Exercise task:
Reproduce the records from the line with "Localize 16 of" up to and including the line with "x-tick-label: 40: [502, 1225, 519, 1249]", keeping every line unchanged and leaving out the pictures.

Supplied records:
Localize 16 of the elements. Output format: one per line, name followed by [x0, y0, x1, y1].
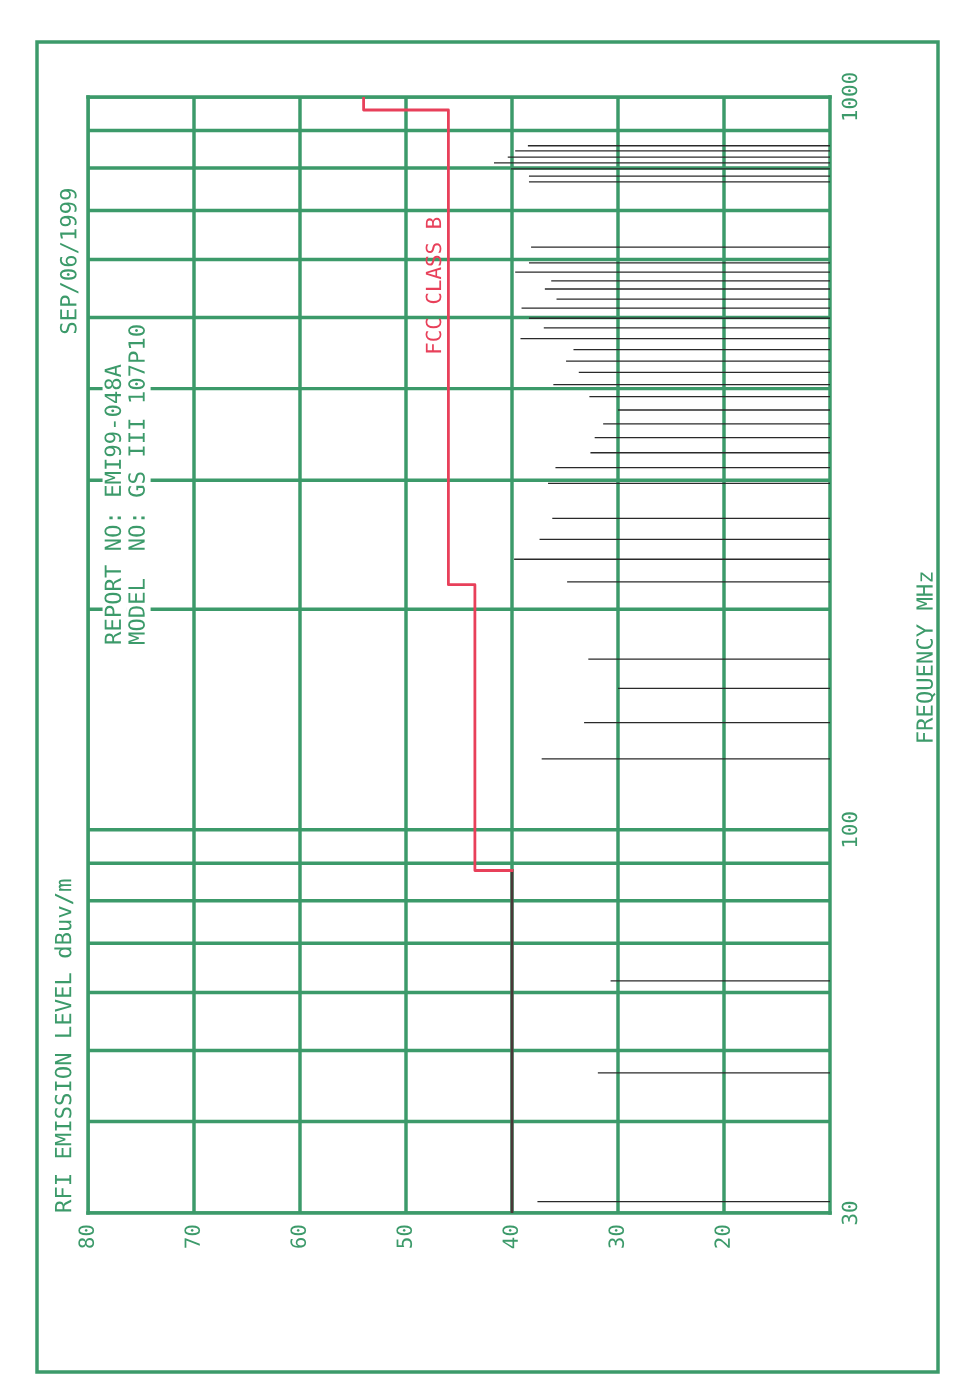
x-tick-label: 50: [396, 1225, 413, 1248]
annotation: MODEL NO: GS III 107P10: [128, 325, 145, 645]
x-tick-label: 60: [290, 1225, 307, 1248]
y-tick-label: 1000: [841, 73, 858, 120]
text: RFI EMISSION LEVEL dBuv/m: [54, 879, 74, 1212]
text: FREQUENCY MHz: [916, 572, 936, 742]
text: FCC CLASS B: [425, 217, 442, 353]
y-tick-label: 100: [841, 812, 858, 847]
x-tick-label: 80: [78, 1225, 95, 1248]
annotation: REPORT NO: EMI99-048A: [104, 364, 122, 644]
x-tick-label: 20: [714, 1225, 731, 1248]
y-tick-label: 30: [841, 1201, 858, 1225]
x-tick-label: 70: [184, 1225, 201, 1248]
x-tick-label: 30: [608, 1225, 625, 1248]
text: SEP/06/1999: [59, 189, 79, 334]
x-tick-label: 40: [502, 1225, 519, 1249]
--
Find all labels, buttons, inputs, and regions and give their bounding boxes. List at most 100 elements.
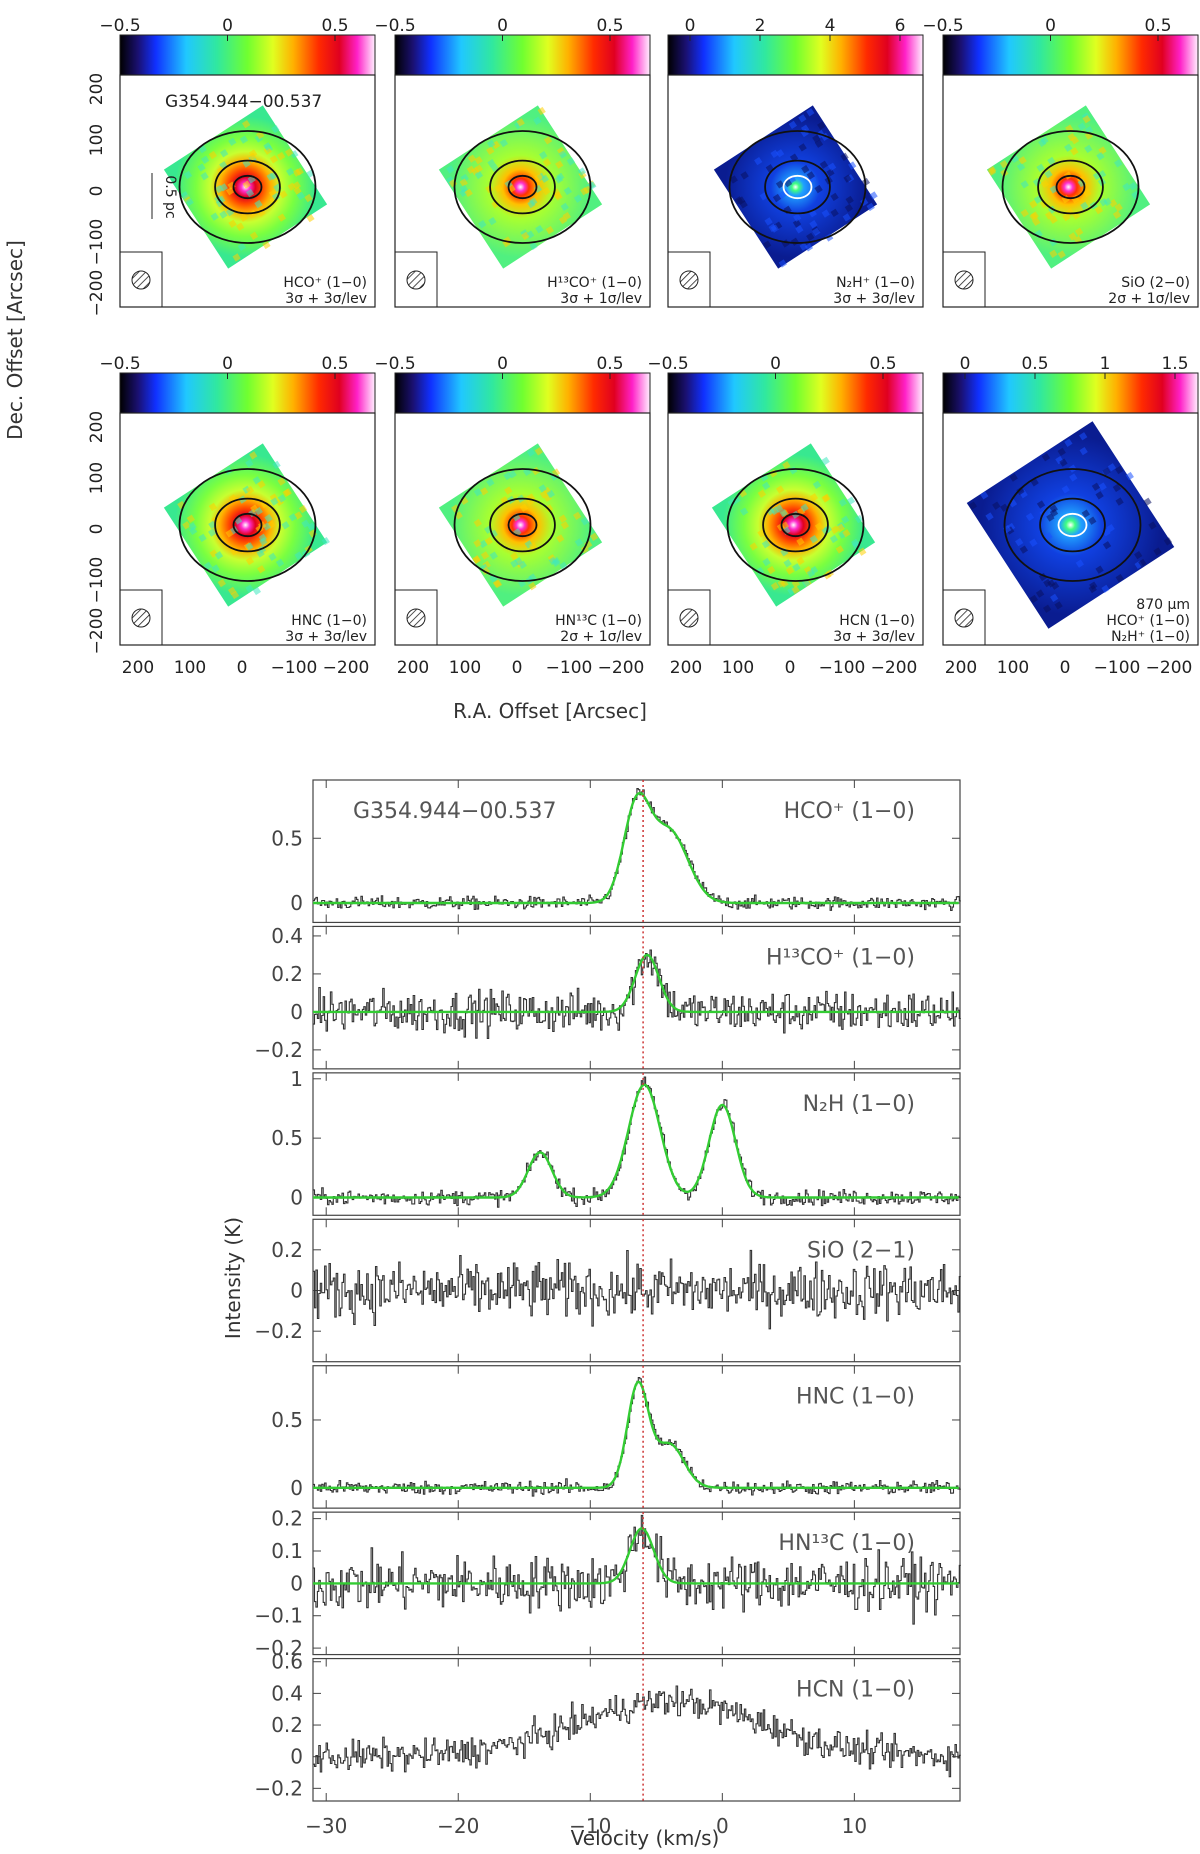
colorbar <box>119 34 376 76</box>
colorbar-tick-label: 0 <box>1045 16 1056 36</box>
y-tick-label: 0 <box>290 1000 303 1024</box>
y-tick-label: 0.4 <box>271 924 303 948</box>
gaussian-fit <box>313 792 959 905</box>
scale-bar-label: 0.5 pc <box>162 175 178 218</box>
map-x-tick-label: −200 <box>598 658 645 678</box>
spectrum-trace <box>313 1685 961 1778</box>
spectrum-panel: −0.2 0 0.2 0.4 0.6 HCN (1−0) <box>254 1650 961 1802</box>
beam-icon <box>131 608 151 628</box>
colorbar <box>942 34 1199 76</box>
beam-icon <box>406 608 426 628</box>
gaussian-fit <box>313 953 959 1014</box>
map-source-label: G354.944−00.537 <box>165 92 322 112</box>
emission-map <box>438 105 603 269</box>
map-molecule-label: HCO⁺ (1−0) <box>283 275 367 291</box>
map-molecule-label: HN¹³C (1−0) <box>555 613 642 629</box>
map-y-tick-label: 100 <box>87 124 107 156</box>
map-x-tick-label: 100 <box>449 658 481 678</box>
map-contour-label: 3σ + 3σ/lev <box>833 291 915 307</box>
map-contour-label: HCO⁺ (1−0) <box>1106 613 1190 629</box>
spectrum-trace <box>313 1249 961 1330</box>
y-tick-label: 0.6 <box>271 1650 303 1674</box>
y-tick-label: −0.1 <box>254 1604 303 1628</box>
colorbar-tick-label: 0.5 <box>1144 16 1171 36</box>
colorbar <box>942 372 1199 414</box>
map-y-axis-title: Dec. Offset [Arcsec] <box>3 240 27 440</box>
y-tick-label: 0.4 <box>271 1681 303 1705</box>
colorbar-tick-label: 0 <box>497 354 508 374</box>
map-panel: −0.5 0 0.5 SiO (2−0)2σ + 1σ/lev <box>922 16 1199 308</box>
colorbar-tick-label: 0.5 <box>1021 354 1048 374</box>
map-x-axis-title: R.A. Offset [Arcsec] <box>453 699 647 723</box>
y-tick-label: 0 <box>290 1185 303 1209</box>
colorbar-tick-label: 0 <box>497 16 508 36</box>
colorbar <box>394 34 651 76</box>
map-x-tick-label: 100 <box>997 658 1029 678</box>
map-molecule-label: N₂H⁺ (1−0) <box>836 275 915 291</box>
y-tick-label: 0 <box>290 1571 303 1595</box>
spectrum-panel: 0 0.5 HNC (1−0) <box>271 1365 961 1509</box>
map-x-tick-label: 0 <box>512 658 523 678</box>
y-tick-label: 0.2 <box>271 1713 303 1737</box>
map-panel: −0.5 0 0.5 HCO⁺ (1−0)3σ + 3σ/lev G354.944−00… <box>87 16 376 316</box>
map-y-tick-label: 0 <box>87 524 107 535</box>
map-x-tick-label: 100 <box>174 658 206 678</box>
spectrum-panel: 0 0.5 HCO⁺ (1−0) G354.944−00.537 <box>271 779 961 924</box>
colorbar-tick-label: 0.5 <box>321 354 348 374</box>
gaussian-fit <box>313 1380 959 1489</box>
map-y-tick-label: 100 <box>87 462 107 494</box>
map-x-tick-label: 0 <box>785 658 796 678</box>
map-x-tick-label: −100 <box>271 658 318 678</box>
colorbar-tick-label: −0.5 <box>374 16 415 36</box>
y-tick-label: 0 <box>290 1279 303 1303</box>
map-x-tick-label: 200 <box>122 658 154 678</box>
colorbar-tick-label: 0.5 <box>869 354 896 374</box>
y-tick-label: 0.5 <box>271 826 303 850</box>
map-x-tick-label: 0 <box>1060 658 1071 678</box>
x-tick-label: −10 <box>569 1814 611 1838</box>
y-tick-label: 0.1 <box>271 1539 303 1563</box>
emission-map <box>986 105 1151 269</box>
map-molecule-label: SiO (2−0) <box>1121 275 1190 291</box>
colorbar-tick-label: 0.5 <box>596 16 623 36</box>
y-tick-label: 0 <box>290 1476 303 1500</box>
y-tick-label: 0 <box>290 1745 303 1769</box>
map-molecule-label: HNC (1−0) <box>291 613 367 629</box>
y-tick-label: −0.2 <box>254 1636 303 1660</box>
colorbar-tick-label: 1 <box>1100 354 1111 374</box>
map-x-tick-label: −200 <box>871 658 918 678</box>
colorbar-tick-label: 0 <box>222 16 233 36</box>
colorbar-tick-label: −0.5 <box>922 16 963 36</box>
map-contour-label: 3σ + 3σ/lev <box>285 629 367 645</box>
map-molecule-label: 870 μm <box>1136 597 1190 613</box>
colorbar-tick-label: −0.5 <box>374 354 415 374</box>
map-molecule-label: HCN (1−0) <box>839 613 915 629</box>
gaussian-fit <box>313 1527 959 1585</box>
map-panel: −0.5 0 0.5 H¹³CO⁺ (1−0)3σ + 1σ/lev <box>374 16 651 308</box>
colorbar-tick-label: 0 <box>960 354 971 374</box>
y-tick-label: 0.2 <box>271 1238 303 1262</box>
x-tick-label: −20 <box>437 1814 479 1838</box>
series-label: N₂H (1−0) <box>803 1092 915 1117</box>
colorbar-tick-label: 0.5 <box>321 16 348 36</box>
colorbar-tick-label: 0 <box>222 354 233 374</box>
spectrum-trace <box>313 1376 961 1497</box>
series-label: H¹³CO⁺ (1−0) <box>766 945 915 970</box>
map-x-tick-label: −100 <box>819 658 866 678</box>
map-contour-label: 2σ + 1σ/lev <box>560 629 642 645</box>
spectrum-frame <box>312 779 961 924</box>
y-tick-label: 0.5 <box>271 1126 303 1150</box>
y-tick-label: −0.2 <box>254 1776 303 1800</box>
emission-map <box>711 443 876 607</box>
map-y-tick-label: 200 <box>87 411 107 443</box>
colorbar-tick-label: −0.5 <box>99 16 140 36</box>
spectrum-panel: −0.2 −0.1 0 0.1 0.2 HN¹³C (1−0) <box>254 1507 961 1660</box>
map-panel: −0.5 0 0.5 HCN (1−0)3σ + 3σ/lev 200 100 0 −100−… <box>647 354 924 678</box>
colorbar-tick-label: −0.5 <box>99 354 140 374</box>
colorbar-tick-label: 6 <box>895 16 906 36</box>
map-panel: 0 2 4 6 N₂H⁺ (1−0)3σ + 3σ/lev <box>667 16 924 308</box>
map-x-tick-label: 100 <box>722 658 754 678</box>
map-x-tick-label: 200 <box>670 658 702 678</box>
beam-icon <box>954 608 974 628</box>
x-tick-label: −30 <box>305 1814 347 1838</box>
...
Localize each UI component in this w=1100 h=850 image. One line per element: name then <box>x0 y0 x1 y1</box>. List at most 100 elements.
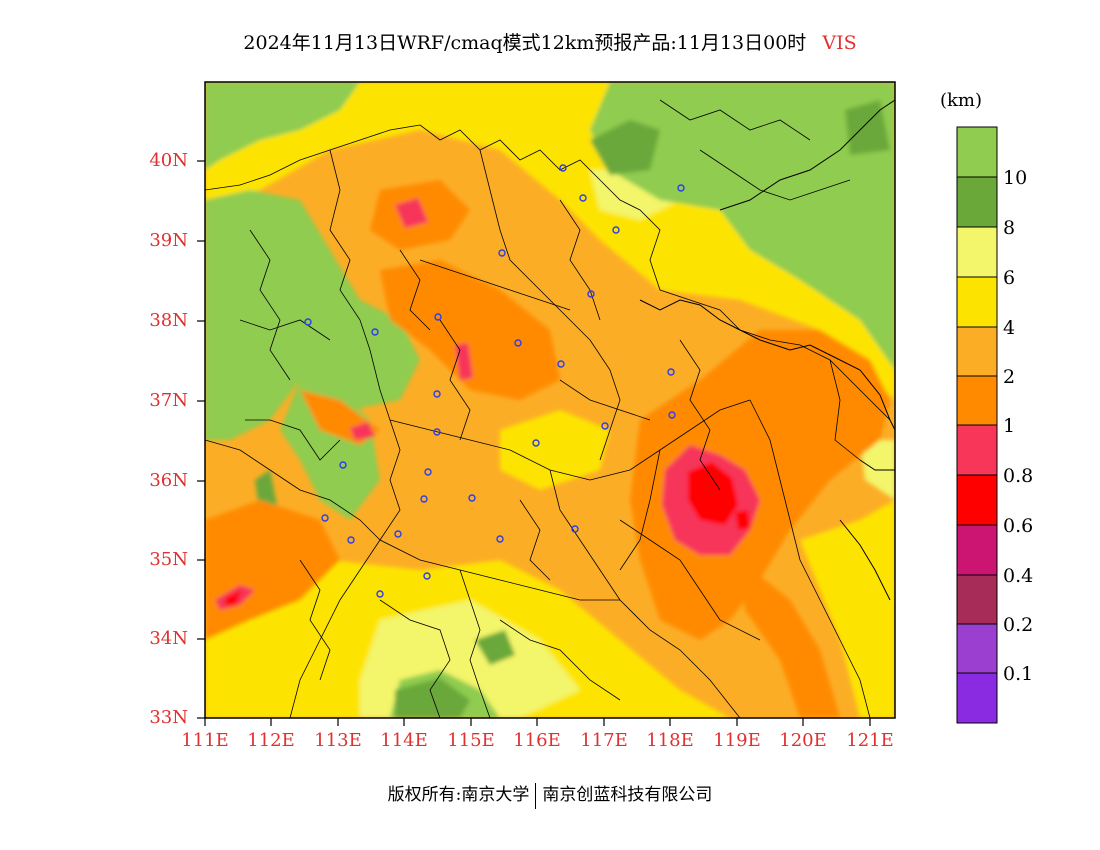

Task result:
Localize 16 of the elements. Output format: one per line, name followed by [x0, y0, x1, y1].
x-tick-label: 50: [396, 1225, 413, 1248]
annotation: MODEL NO: GS III 107P10: [128, 325, 145, 645]
x-tick-label: 60: [290, 1225, 307, 1248]
y-tick-label: 1000: [841, 73, 858, 120]
text: RFI EMISSION LEVEL dBuv/m: [54, 879, 74, 1212]
text: FREQUENCY MHz: [916, 572, 936, 742]
text: FCC CLASS B: [425, 217, 442, 353]
y-tick-label: 100: [841, 812, 858, 847]
x-tick-label: 80: [78, 1225, 95, 1248]
annotation: REPORT NO: EMI99-048A: [104, 364, 122, 644]
x-tick-label: 20: [714, 1225, 731, 1248]
y-tick-label: 30: [841, 1201, 858, 1225]
x-tick-label: 70: [184, 1225, 201, 1248]
x-tick-label: 30: [608, 1225, 625, 1248]
text: SEP/06/1999: [59, 189, 79, 334]
x-tick-label: 40: [502, 1225, 519, 1249]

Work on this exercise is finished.